» Document text
------------------------------

It has not gone down well with the tournament and drew an unusually punchy joint statement from the four grand slams, who threatened Osaka with severe sanctions should she not reconsider her stance.

The statement said: “We have advised Naomi Osaka that, should she continue to ignore her media obligations during the tournament, she would be exposing herself to possible further code of conduct infringement consequences.

“As might be expected, repeat violations attract tougher sanctions including default from the tournament and the trigger of a major offence investigation that could lead to more substantial fines and future grand slam suspensions.”

Osaka has been fined $15,000 (approximately €12,300) for refusing to fulfil her media commitments after a 6-4 7-6 (4) first-round victory over Patricia Maria Tig.

The statement continued: “The Roland Garros teams asked her to reconsider her position and tried unsuccessfully to speak with her to check on her well-being, understand the specifics of her issue and what might be done to address it on site.

------------------------------

» Study material
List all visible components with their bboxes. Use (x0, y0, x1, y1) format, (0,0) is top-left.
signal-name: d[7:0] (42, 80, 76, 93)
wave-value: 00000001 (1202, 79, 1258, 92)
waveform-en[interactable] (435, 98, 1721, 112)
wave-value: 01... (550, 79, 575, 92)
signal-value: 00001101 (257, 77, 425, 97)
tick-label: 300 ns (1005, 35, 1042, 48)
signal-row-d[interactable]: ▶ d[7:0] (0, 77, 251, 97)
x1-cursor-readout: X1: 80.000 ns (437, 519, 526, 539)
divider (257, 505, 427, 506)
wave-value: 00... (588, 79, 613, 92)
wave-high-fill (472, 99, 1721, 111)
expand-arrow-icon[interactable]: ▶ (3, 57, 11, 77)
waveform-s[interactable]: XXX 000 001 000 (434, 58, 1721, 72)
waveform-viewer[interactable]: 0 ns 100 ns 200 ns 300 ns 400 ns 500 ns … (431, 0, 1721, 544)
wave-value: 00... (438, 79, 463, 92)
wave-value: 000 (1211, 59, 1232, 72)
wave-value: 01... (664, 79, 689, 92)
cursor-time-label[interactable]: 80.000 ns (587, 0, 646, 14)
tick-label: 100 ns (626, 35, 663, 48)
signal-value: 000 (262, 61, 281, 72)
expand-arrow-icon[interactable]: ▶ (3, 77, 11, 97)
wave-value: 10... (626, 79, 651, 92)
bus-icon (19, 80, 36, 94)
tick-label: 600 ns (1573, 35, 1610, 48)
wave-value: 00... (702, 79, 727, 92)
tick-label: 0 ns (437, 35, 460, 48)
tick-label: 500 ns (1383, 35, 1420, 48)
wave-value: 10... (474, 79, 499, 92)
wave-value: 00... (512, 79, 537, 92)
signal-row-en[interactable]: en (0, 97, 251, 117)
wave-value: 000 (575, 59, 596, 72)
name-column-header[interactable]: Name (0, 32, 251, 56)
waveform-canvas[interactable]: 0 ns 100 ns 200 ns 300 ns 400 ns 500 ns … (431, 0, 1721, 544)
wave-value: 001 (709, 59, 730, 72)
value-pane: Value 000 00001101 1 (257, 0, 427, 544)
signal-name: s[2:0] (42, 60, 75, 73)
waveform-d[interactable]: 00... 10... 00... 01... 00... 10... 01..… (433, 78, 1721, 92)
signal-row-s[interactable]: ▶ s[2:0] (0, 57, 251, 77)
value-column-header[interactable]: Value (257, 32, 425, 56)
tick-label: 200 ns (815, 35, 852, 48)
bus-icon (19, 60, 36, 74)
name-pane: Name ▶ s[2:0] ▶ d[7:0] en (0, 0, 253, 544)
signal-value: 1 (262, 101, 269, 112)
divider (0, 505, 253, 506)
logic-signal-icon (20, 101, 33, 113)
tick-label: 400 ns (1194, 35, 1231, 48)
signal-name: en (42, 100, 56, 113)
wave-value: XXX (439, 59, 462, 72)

------------------------------

» Requirement 1
Do these statements agree with the text on Naomi Osaka's fine? For each, answer yes or no and quote the deciding words of the text. (a) Osaka was fined $15,000 for refusing to fulfil her media commitments. (b) Osaka lost her first-round match to Patricia Maria Tig. (c) The Roland Garros teams managed to speak with Osaka to check on her well-being.
» Requirement 2
Can you carry on the text on Naomi Osaka's fine from where it stops?
The data that comes after the text was taken from a different source.

» Task answer 1
(a) Yes: "Osaka has been fined $15,000 (approximately €12,300) for refusing to fulfil her media commitments"
(b) No: "a 6-4 7-6 (4) first-round victory over Patricia Maria Tig"
(c) No: "tried unsuccessfully to speak with her to check on her well-being"

» Task answer 2
“The mental health of players competing in our tournaments and on the tours is of the utmost importance to the grand slams. We, individually and collectively, have significant resources dedicated to player well-being.

“In order to continue to improve, however, we need engagement from the players to understand their perspective and find ways to improve their experiences.

“A core element of the grand slam regulations is the responsibility of the players to engage with the media, whatever the result of their match, a responsibility which players take for the benefit of the sport, the fans and for themselves.
“As a sport, there is nothing more important than ensuring no player has an unfair advantage over another, which unfortunately is the case in this situation if one player refuses to dedicate time to participate in media commitments while the others all honour their commitments.
“Finally, all grand slams remain committed to continually reviewing and discussing opportunities, together with the tours and the players, to improve every aspect of the player experience, including with the media.

“But we consider this is only ever achieved through respectful and constructive discussions.”

Despite her media snub, Osaka did take part in a short and rather awkward on-court interview for the few hundred fans allowed into Court Philippe Chatrier following her victory over Romanian Tig.

“I’m very glad that I won,” said the 23-year-old, who skipped the tournament last year after winning her third slam title at the US Open.

“It’s a very beautiful court. I’ve only played two matches here, one was before the roof and one is right now. Hopefully I’ll keep it going.”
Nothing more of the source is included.